* Excerpted text:

While the nation shops itself into a lather, haunted by the spectre of a bare dining table on Christmas Day, Tom holds his nerve, stands his ground and leaves the purchase of his Christmas turkey only at the last possible moment. Then, late on December 24, as the sun sets, he pounces. He strides confidently into his local supermarket, makes a beeline for the poultry aisle, and picks out the plumpest turkey from the rows of unsold stock, very often with a bright yellow half-price sticker on it. He’s been playing this thrilling game of turkey chicken for close to a decade now, and to this day still boasts a 100 per cent success rate.

I think of Tom’s intrepid turkey dash every time transfer deadline day rolls along, with its unique bouquet of intrigue, rumour and yellow-liveried panic. For all the derision, parody and truly dreadful banter it attracts, deadline day is the closest football comes to approximating the high stakes, time-sensitive rush of an actual game without actually playing one. And like football, this is a game with a set of basic technical principles, but one played largely in the mind.

* Record list:
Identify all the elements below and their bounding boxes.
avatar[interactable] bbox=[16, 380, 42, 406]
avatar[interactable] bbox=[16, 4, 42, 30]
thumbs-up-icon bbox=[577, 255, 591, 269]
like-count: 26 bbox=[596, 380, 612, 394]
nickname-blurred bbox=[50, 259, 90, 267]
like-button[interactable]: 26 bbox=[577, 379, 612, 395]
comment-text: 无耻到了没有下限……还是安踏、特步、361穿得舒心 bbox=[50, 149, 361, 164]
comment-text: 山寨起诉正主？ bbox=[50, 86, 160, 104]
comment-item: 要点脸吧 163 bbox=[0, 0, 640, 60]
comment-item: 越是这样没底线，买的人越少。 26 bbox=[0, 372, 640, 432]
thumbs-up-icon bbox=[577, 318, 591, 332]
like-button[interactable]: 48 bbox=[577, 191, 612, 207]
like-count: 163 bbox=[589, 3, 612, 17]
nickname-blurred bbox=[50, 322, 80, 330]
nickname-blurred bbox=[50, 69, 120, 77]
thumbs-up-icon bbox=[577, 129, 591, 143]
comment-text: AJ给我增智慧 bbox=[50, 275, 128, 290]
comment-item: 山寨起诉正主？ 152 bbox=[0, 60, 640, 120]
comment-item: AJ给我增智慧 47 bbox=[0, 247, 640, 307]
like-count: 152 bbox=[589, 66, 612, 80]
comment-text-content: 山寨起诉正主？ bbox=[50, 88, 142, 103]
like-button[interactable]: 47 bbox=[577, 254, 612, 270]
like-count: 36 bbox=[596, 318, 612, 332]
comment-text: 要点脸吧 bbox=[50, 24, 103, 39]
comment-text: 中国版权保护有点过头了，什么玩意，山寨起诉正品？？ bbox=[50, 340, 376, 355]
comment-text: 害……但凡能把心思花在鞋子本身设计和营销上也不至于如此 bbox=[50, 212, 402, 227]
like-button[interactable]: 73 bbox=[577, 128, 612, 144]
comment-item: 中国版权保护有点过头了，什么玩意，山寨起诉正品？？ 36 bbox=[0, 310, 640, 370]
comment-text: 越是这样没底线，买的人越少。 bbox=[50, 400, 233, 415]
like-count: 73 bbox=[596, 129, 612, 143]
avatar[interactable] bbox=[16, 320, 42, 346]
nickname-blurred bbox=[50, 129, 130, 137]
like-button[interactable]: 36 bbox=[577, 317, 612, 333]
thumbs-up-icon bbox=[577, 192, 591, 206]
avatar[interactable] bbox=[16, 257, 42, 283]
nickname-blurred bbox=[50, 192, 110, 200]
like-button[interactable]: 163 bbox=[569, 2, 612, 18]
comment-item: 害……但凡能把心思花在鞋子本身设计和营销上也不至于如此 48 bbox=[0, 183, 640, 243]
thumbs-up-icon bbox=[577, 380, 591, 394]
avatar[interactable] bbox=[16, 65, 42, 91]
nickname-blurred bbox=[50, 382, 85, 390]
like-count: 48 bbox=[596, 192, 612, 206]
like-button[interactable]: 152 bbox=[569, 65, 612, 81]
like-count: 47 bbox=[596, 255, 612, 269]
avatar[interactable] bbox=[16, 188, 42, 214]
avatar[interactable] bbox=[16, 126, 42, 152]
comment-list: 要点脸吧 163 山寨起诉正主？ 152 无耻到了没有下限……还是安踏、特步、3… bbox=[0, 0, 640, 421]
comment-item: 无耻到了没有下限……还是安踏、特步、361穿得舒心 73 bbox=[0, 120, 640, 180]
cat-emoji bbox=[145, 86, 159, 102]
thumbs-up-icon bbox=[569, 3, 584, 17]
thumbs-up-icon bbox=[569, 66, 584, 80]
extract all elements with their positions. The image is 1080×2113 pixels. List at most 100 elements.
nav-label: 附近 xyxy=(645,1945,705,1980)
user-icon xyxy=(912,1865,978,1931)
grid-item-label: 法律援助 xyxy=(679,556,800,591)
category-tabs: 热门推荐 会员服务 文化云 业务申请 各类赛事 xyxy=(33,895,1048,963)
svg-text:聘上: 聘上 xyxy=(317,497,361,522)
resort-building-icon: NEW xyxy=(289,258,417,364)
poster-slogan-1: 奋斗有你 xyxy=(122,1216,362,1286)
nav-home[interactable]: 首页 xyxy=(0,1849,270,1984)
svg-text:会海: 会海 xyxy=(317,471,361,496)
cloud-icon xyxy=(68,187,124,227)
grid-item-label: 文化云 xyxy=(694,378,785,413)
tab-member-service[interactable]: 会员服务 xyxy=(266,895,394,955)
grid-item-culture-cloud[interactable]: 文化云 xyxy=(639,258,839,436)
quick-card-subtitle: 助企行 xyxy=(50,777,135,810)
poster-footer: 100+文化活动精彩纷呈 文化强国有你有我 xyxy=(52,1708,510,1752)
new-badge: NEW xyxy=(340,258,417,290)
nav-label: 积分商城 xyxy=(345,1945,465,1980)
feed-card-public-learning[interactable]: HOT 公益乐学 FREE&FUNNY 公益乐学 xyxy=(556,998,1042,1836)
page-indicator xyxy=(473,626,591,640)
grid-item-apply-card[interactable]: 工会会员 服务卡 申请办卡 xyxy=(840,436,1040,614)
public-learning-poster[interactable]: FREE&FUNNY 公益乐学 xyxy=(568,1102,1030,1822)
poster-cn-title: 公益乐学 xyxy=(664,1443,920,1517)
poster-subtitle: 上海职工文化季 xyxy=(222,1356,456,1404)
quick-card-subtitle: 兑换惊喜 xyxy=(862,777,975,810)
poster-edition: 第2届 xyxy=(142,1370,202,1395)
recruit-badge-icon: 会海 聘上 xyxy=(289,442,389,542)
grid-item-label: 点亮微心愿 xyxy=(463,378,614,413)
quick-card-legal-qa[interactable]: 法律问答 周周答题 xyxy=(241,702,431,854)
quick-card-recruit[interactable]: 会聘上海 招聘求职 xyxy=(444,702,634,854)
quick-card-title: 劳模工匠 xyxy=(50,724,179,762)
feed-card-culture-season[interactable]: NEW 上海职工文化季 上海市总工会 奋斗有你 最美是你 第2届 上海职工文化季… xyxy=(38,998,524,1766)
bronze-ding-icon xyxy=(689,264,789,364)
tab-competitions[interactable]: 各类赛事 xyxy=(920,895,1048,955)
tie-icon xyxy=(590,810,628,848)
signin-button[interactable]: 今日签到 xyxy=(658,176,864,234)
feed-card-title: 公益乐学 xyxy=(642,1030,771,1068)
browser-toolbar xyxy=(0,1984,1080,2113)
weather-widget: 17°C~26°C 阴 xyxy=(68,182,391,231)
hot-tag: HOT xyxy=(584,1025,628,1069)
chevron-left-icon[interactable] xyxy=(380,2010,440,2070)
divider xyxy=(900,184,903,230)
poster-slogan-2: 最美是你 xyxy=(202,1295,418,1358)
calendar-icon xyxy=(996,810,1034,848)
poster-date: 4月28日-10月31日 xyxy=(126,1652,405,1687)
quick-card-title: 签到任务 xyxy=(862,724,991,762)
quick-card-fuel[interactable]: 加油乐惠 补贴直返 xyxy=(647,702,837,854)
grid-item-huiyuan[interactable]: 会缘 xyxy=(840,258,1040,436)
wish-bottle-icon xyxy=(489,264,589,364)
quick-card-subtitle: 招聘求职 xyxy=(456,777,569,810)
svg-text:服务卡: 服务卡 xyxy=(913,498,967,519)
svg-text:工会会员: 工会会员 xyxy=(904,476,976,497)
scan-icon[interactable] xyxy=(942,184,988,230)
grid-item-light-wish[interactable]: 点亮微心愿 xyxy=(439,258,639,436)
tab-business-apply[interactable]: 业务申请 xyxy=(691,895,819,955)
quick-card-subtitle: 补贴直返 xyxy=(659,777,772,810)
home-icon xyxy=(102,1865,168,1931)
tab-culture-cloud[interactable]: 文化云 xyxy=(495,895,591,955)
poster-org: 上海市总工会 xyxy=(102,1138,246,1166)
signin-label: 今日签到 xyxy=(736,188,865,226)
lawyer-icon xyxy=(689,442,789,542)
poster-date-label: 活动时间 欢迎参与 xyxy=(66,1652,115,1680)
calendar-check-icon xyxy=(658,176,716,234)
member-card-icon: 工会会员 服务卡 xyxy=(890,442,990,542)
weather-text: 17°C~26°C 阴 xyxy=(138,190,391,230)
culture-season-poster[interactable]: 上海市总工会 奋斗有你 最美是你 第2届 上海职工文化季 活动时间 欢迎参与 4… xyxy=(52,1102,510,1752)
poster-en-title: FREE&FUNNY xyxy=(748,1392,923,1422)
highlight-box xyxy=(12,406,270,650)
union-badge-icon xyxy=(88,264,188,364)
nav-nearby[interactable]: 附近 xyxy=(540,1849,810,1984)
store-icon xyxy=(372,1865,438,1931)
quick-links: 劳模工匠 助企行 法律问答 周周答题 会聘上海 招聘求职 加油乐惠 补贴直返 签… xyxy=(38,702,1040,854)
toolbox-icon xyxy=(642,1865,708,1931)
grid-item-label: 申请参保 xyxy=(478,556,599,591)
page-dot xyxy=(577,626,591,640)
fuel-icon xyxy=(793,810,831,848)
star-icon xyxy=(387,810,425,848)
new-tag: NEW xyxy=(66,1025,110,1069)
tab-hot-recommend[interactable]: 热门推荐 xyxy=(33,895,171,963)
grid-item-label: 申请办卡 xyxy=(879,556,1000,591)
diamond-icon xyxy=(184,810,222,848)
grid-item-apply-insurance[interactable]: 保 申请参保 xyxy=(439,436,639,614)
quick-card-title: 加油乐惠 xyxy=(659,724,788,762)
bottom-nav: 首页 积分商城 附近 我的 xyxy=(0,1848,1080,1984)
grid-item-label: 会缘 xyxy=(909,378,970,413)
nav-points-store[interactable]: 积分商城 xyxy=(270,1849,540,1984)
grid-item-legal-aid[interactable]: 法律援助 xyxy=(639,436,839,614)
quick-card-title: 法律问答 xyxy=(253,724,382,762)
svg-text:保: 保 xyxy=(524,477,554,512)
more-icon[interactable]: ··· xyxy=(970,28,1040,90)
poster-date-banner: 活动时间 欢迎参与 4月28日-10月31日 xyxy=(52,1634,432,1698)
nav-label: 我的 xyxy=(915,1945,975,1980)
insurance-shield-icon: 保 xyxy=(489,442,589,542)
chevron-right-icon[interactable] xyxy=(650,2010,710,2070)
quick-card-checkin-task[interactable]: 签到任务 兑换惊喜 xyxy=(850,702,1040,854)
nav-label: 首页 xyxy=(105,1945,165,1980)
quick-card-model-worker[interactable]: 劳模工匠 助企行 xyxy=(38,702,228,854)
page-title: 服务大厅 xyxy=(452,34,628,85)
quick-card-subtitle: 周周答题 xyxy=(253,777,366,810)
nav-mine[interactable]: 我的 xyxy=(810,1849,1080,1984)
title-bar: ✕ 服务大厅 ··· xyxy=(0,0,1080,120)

* Problem 1:
According to the passage about Tom's Christmas turkey, how long has Tom been playing his game of turkey chicken?
* Problem 2:
Please repeat the entries from their first line through the line that contains "like-count: 163 bbox=[589, 3, 612, 17]", including both of those lines.

* Complete output 1:
Close to a decade.

* Complete output 2:
Identify all the elements below and their bounding boxes.
avatar[interactable] bbox=[16, 380, 42, 406]
avatar[interactable] bbox=[16, 4, 42, 30]
thumbs-up-icon bbox=[577, 255, 591, 269]
like-count: 26 bbox=[596, 380, 612, 394]
nickname-blurred bbox=[50, 259, 90, 267]
like-button[interactable]: 26 bbox=[577, 379, 612, 395]
comment-text: 无耻到了没有下限……还是安踏、特步、361穿得舒心 bbox=[50, 149, 361, 164]
comment-text: 山寨起诉正主？ bbox=[50, 86, 160, 104]
comment-item: 要点脸吧 163 bbox=[0, 0, 640, 60]
comment-item: 越是这样没底线，买的人越少。 26 bbox=[0, 372, 640, 432]
thumbs-up-icon bbox=[577, 318, 591, 332]
like-button[interactable]: 48 bbox=[577, 191, 612, 207]
like-count: 163 bbox=[589, 3, 612, 17]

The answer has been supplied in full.